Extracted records
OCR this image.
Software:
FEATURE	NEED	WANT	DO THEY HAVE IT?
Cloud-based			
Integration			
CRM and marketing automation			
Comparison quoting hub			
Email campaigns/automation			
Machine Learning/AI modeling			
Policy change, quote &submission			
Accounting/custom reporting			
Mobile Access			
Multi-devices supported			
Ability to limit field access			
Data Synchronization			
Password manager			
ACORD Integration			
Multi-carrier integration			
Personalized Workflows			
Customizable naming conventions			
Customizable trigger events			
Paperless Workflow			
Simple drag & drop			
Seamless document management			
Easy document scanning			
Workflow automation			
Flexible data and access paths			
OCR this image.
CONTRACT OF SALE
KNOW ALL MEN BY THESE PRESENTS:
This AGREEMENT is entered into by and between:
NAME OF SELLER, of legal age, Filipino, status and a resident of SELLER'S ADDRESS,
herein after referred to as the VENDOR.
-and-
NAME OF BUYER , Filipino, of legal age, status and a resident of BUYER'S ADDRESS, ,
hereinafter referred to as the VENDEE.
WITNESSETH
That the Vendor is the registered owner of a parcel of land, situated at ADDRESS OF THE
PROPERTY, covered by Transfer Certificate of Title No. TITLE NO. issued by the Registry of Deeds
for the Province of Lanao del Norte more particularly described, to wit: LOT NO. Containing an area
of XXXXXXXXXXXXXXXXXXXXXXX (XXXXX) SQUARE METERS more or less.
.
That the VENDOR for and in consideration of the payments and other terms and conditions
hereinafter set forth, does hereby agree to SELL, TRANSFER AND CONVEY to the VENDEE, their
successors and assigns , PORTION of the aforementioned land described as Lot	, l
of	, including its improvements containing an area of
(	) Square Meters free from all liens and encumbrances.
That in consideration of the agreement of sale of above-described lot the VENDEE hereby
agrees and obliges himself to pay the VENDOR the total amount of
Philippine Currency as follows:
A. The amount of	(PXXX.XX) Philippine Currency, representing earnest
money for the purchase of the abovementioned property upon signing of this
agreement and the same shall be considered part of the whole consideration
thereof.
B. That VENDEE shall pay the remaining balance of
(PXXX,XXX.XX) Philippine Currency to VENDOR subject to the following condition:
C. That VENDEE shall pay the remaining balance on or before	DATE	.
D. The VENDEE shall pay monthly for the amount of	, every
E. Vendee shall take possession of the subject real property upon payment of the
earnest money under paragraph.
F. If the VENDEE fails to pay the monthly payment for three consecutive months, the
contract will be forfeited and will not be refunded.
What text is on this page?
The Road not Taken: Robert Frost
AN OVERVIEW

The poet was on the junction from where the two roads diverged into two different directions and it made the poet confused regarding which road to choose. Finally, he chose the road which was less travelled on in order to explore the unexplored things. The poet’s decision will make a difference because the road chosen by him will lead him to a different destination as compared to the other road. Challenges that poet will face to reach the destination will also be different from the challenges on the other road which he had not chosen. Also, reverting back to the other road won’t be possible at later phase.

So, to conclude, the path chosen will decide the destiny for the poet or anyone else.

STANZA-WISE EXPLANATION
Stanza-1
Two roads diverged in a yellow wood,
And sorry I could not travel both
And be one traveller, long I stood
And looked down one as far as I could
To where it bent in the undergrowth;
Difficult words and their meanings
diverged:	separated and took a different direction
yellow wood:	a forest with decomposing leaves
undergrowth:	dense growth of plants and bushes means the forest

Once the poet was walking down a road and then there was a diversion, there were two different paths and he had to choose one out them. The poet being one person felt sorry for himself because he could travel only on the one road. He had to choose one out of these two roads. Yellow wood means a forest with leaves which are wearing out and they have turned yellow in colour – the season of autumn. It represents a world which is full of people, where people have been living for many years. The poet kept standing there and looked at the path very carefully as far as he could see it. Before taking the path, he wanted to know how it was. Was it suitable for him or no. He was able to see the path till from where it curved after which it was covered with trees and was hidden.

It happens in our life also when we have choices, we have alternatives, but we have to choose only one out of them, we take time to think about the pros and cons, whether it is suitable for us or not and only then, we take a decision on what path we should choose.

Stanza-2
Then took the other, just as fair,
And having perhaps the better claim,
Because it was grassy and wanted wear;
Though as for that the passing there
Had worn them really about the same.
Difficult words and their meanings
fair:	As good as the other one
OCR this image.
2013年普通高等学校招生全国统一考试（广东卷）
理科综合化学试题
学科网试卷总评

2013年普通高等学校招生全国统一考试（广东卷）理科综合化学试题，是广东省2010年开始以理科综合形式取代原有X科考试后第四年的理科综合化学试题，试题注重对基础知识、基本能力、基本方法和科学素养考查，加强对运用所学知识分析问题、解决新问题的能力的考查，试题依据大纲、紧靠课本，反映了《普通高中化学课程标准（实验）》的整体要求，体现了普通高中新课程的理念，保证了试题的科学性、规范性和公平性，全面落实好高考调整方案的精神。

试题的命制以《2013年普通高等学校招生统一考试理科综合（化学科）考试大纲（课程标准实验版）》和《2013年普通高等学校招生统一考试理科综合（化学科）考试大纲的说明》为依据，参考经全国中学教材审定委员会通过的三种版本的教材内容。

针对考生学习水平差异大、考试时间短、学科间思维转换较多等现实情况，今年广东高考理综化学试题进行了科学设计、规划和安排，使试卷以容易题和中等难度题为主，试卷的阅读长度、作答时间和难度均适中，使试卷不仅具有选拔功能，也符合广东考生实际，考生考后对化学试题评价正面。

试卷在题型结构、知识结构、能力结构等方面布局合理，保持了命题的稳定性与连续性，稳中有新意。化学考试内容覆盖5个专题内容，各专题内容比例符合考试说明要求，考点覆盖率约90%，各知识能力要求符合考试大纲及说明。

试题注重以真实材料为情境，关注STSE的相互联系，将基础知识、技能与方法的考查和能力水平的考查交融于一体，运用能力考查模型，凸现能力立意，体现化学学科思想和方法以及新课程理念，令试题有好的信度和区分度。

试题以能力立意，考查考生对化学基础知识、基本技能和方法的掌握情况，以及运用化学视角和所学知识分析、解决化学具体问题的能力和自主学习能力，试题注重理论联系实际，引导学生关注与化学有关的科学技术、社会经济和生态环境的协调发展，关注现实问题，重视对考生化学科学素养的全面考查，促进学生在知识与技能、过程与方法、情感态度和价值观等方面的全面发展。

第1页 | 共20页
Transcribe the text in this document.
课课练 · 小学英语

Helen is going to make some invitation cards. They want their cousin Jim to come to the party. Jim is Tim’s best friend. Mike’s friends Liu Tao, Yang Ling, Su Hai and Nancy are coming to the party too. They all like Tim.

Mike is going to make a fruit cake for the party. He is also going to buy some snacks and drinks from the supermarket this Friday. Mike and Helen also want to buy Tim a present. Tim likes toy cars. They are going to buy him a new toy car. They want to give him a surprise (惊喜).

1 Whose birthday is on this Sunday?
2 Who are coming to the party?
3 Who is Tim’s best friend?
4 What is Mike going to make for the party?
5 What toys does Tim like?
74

▸ Set exercise: Above are the records; retype them all without a single difference.

▸ Written response:
OCR this image.
Software:
FEATURE	NEED	WANT	DO THEY HAVE IT?
Cloud-based			
Integration			
CRM and marketing automation			
Comparison quoting hub			
Email campaigns/automation			
Machine Learning/AI modeling			
Policy change, quote &submission			
Accounting/custom reporting			
Mobile Access			
Multi-devices supported			
Ability to limit field access			
Data Synchronization			
Password manager			
ACORD Integration			
Multi-carrier integration			
Personalized Workflows			
Customizable naming conventions			
Customizable trigger events			
Paperless Workflow			
Simple drag & drop			
Seamless document management			
Easy document scanning			
Workflow automation			
Flexible data and access paths			
OCR this image.
CONTRACT OF SALE
KNOW ALL MEN BY THESE PRESENTS:
This AGREEMENT is entered into by and between:
NAME OF SELLER, of legal age, Filipino, status and a resident of SELLER'S ADDRESS,
herein after referred to as the VENDOR.
-and-
NAME OF BUYER , Filipino, of legal age, status and a resident of BUYER'S ADDRESS, ,
hereinafter referred to as the VENDEE.
WITNESSETH
That the Vendor is the registered owner of a parcel of land, situated at ADDRESS OF THE
PROPERTY, covered by Transfer Certificate of Title No. TITLE NO. issued by the Registry of Deeds
for the Province of Lanao del Norte more particularly described, to wit: LOT NO. Containing an area
of XXXXXXXXXXXXXXXXXXXXXXX (XXXXX) SQUARE METERS more or less.
.
That the VENDOR for and in consideration of the payments and other terms and conditions
hereinafter set forth, does hereby agree to SELL, TRANSFER AND CONVEY to the VENDEE, their
successors and assigns , PORTION of the aforementioned land described as Lot	, l
of	, including its improvements containing an area of
(	) Square Meters free from all liens and encumbrances.
That in consideration of the agreement of sale of above-described lot the VENDEE hereby
agrees and obliges himself to pay the VENDOR the total amount of
Philippine Currency as follows:
A. The amount of	(PXXX.XX) Philippine Currency, representing earnest
money for the purchase of the abovementioned property upon signing of this
agreement and the same shall be considered part of the whole consideration
thereof.
B. That VENDEE shall pay the remaining balance of
(PXXX,XXX.XX) Philippine Currency to VENDOR subject to the following condition:
C. That VENDEE shall pay the remaining balance on or before	DATE	.
D. The VENDEE shall pay monthly for the amount of	, every
E. Vendee shall take possession of the subject real property upon payment of the
earnest money under paragraph.
F. If the VENDEE fails to pay the monthly payment for three consecutive months, the
contract will be forfeited and will not be refunded.
What text is on this page?
The Road not Taken: Robert Frost
AN OVERVIEW

The poet was on the junction from where the two roads diverged into two different directions and it made the poet confused regarding which road to choose. Finally, he chose the road which was less travelled on in order to explore the unexplored things. The poet’s decision will make a difference because the road chosen by him will lead him to a different destination as compared to the other road. Challenges that poet will face to reach the destination will also be different from the challenges on the other road which he had not chosen. Also, reverting back to the other road won’t be possible at later phase.

So, to conclude, the path chosen will decide the destiny for the poet or anyone else.

STANZA-WISE EXPLANATION
Stanza-1
Two roads diverged in a yellow wood,
And sorry I could not travel both
And be one traveller, long I stood
And looked down one as far as I could
To where it bent in the undergrowth;
Difficult words and their meanings
diverged:	separated and took a different direction
yellow wood:	a forest with decomposing leaves
undergrowth:	dense growth of plants and bushes means the forest

Once the poet was walking down a road and then there was a diversion, there were two different paths and he had to choose one out them. The poet being one person felt sorry for himself because he could travel only on the one road. He had to choose one out of these two roads. Yellow wood means a forest with leaves which are wearing out and they have turned yellow in colour – the season of autumn. It represents a world which is full of people, where people have been living for many years. The poet kept standing there and looked at the path very carefully as far as he could see it. Before taking the path, he wanted to know how it was. Was it suitable for him or no. He was able to see the path till from where it curved after which it was covered with trees and was hidden.

It happens in our life also when we have choices, we have alternatives, but we have to choose only one out of them, we take time to think about the pros and cons, whether it is suitable for us or not and only then, we take a decision on what path we should choose.

Stanza-2
Then took the other, just as fair,
And having perhaps the better claim,
Because it was grassy and wanted wear;
Though as for that the passing there
Had worn them really about the same.
Difficult words and their meanings
fair:	As good as the other one
OCR this image.
2013年普通高等学校招生全国统一考试（广东卷）
理科综合化学试题
学科网试卷总评

2013年普通高等学校招生全国统一考试（广东卷）理科综合化学试题，是广东省2010年开始以理科综合形式取代原有X科考试后第四年的理科综合化学试题，试题注重对基础知识、基本能力、基本方法和科学素养考查，加强对运用所学知识分析问题、解决新问题的能力的考查，试题依据大纲、紧靠课本，反映了《普通高中化学课程标准（实验）》的整体要求，体现了普通高中新课程的理念，保证了试题的科学性、规范性和公平性，全面落实好高考调整方案的精神。

试题的命制以《2013年普通高等学校招生统一考试理科综合（化学科）考试大纲（课程标准实验版）》和《2013年普通高等学校招生统一考试理科综合（化学科）考试大纲的说明》为依据，参考经全国中学教材审定委员会通过的三种版本的教材内容。

针对考生学习水平差异大、考试时间短、学科间思维转换较多等现实情况，今年广东高考理综化学试题进行了科学设计、规划和安排，使试卷以容易题和中等难度题为主，试卷的阅读长度、作答时间和难度均适中，使试卷不仅具有选拔功能，也符合广东考生实际，考生考后对化学试题评价正面。

试卷在题型结构、知识结构、能力结构等方面布局合理，保持了命题的稳定性与连续性，稳中有新意。化学考试内容覆盖5个专题内容，各专题内容比例符合考试说明要求，考点覆盖率约90%，各知识能力要求符合考试大纲及说明。

试题注重以真实材料为情境，关注STSE的相互联系，将基础知识、技能与方法的考查和能力水平的考查交融于一体，运用能力考查模型，凸现能力立意，体现化学学科思想和方法以及新课程理念，令试题有好的信度和区分度。

试题以能力立意，考查考生对化学基础知识、基本技能和方法的掌握情况，以及运用化学视角和所学知识分析、解决化学具体问题的能力和自主学习能力，试题注重理论联系实际，引导学生关注与化学有关的科学技术、社会经济和生态环境的协调发展，关注现实问题，重视对考生化学科学素养的全面考查，促进学生在知识与技能、过程与方法、情感态度和价值观等方面的全面发展。

第1页 | 共20页
Transcribe the text in this document.
课课练 · 小学英语

Helen is going to make some invitation cards. They want their cousin Jim to come to the party. Jim is Tim’s best friend. Mike’s friends Liu Tao, Yang Ling, Su Hai and Nancy are coming to the party too. They all like Tim.

Mike is going to make a fruit cake for the party. He is also going to buy some snacks and drinks from the supermarket this Friday. Mike and Helen also want to buy Tim a present. Tim likes toy cars. They are going to buy him a new toy car. They want to give him a surprise (惊喜).

1 Whose birthday is on this Sunday?
2 Who are coming to the party?
3 Who is Tim’s best friend?
4 What is Mike going to make for the party?
5 What toys does Tim like?
74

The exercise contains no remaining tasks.